---- Available data
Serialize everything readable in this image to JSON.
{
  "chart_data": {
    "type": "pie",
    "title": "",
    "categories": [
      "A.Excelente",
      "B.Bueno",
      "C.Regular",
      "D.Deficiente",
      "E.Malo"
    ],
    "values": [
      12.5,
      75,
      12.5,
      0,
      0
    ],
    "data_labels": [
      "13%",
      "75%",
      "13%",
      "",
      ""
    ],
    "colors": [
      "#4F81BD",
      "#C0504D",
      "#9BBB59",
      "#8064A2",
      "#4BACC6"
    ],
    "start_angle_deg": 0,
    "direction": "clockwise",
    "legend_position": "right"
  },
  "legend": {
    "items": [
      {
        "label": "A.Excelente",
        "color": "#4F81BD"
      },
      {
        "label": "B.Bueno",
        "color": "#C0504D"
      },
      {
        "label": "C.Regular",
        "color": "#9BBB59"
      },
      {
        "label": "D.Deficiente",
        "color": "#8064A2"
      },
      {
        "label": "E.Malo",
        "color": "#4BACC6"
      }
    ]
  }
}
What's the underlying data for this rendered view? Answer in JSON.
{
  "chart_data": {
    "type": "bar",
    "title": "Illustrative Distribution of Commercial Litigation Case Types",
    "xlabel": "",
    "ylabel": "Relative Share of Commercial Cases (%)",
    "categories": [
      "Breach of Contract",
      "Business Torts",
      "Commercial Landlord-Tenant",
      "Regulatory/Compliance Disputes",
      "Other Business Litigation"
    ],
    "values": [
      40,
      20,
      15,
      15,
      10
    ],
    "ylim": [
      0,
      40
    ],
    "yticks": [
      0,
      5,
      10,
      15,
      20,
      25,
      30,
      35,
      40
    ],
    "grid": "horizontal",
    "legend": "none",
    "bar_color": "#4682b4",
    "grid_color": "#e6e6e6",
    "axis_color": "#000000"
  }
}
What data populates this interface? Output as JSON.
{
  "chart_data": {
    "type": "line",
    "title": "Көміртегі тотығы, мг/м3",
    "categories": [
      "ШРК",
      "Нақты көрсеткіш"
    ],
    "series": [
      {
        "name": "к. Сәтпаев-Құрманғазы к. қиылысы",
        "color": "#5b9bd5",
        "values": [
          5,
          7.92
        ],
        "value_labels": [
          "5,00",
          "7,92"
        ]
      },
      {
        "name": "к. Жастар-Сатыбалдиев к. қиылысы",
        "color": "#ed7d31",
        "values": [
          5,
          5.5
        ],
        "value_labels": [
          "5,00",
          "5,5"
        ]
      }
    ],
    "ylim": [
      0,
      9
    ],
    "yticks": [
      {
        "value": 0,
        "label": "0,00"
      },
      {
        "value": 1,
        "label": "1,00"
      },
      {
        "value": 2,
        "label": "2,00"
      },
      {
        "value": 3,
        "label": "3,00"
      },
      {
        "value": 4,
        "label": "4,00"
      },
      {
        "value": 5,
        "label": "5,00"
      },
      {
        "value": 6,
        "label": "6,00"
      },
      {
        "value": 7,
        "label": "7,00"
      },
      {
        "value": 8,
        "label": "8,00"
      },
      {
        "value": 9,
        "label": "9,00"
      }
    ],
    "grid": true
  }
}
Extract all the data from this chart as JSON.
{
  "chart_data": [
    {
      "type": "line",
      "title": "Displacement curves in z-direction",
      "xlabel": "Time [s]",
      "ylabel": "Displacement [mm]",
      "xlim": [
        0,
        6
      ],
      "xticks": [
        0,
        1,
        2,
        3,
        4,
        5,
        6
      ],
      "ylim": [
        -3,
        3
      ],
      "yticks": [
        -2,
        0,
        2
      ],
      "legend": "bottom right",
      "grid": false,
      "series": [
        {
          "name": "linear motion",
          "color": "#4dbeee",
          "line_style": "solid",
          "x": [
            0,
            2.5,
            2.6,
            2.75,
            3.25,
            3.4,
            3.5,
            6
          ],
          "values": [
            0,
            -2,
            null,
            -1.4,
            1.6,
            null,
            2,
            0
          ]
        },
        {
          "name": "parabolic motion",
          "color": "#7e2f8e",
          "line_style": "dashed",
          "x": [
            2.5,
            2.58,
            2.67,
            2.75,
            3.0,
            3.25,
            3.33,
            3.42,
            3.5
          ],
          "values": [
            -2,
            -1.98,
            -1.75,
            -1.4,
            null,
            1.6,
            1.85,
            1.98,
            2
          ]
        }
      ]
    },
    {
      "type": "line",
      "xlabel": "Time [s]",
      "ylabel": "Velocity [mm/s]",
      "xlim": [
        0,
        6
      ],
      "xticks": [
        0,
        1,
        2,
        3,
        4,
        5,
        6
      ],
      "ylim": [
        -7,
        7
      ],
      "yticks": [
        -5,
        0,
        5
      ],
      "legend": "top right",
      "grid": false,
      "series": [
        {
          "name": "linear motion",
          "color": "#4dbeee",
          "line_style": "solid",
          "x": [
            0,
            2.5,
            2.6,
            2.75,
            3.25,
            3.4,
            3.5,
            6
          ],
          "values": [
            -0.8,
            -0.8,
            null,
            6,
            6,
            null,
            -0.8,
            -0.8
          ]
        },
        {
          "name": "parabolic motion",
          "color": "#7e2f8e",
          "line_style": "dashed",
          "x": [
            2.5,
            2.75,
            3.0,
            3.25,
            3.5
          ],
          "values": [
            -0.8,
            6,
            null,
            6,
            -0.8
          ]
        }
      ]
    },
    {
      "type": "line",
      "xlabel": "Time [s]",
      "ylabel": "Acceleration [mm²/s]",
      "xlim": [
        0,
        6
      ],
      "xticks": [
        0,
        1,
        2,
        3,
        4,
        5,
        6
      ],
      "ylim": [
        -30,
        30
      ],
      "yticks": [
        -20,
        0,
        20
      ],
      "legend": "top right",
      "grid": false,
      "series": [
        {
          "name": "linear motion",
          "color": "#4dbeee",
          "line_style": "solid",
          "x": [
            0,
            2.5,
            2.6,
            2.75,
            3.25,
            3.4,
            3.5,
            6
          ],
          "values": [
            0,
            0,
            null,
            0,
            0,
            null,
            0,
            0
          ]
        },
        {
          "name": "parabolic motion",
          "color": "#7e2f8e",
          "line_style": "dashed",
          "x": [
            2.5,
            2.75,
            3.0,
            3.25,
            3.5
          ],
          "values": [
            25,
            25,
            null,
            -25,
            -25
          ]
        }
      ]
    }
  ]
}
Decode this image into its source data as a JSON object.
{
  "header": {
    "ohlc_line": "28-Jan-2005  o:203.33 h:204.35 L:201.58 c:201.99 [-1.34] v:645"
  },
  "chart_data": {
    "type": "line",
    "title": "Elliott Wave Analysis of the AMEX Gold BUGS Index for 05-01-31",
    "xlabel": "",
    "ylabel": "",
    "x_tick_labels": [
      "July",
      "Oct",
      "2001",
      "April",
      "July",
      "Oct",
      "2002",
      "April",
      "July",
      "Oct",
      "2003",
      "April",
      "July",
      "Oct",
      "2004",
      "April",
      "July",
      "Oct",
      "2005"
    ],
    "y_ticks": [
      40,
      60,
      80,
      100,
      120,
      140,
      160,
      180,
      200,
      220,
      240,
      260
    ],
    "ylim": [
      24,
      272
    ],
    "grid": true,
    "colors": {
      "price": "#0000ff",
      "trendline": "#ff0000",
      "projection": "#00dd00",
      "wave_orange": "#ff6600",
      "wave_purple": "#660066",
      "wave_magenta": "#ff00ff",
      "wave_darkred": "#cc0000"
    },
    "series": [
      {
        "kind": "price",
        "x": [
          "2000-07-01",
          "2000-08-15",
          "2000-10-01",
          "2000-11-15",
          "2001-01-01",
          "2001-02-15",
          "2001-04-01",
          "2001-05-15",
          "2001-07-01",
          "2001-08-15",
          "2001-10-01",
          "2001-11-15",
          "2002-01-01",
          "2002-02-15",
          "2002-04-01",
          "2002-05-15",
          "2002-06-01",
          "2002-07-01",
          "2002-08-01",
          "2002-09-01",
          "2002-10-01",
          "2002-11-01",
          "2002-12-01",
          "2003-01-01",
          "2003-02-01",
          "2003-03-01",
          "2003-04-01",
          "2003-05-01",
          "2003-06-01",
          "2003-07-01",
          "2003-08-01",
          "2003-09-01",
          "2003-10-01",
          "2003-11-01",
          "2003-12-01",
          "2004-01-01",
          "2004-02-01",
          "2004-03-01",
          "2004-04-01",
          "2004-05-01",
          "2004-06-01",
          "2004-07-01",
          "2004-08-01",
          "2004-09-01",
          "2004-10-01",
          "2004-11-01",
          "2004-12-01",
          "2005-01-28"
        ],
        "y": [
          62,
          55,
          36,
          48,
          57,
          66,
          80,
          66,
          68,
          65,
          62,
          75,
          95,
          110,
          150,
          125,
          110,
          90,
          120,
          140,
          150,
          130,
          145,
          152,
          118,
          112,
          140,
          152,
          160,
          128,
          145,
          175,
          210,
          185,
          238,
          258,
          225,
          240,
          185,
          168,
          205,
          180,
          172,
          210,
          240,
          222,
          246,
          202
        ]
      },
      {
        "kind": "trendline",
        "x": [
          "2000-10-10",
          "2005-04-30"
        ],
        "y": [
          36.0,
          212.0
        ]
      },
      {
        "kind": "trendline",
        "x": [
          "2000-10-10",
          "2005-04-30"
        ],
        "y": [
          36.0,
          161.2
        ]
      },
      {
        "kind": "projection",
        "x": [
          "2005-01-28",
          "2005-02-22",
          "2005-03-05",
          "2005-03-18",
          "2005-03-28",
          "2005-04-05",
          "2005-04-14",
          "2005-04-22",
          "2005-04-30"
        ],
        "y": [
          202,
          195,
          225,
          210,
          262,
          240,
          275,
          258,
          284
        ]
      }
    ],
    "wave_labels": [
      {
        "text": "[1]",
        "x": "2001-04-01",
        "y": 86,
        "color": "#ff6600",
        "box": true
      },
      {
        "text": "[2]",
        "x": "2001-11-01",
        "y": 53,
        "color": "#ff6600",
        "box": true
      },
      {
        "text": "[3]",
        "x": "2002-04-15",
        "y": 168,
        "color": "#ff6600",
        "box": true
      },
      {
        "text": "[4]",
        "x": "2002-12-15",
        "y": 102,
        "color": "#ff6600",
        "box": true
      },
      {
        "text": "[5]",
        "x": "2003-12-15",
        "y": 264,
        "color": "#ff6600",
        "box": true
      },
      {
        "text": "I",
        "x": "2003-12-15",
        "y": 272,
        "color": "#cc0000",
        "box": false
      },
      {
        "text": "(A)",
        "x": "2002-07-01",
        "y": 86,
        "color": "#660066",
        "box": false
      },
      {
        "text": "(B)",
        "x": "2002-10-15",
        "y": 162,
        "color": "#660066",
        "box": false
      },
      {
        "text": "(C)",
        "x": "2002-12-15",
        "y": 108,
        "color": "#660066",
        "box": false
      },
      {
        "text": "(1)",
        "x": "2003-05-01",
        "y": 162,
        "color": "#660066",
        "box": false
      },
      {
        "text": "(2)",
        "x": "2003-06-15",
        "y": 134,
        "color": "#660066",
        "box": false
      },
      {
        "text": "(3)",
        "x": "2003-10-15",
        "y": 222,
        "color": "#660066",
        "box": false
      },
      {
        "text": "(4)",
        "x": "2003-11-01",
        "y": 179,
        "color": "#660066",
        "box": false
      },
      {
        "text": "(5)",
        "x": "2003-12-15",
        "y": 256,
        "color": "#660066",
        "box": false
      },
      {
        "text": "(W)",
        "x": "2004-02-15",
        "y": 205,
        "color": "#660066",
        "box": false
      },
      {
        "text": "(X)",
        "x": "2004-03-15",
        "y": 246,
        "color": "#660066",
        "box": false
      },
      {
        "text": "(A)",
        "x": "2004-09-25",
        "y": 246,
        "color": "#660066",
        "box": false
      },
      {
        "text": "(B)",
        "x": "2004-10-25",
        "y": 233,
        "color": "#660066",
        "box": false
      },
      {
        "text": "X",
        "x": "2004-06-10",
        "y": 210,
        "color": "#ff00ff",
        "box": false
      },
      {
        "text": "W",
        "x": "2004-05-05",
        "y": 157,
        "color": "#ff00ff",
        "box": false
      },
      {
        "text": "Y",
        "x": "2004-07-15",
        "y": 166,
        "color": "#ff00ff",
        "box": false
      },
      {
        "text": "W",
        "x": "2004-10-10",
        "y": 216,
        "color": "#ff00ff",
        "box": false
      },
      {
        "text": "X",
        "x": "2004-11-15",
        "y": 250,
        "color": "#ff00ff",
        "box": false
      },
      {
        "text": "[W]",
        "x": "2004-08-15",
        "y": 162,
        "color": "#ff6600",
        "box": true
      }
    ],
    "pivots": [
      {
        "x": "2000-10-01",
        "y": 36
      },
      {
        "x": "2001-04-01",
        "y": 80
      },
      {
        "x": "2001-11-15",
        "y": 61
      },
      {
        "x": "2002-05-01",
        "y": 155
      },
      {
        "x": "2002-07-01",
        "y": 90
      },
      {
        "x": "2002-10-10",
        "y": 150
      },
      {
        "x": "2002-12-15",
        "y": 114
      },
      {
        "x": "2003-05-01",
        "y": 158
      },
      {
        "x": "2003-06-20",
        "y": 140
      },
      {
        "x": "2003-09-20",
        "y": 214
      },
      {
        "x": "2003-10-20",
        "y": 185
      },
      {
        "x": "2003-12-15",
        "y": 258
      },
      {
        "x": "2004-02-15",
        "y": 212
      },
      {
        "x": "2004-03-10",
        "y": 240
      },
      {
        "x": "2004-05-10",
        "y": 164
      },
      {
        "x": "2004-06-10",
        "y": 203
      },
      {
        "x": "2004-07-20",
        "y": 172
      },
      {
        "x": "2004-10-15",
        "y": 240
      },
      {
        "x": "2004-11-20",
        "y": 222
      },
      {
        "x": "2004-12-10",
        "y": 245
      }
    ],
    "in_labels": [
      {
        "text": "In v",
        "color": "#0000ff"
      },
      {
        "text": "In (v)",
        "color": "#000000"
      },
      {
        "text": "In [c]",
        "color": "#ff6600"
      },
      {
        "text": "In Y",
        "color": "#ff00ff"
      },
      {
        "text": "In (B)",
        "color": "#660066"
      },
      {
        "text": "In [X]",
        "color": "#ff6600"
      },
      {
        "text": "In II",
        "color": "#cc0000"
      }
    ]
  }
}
--------
Request
Filter out all lines lacking the word "JSON" and copy the rest.

Response
Serialize everything readable in this image to JSON.
What's the underlying data for this rendered view? Answer in JSON.
What data populates this interface? Output as JSON.
Extract all the data from this chart as JSON.
Decode this image into its source data as a JSON object.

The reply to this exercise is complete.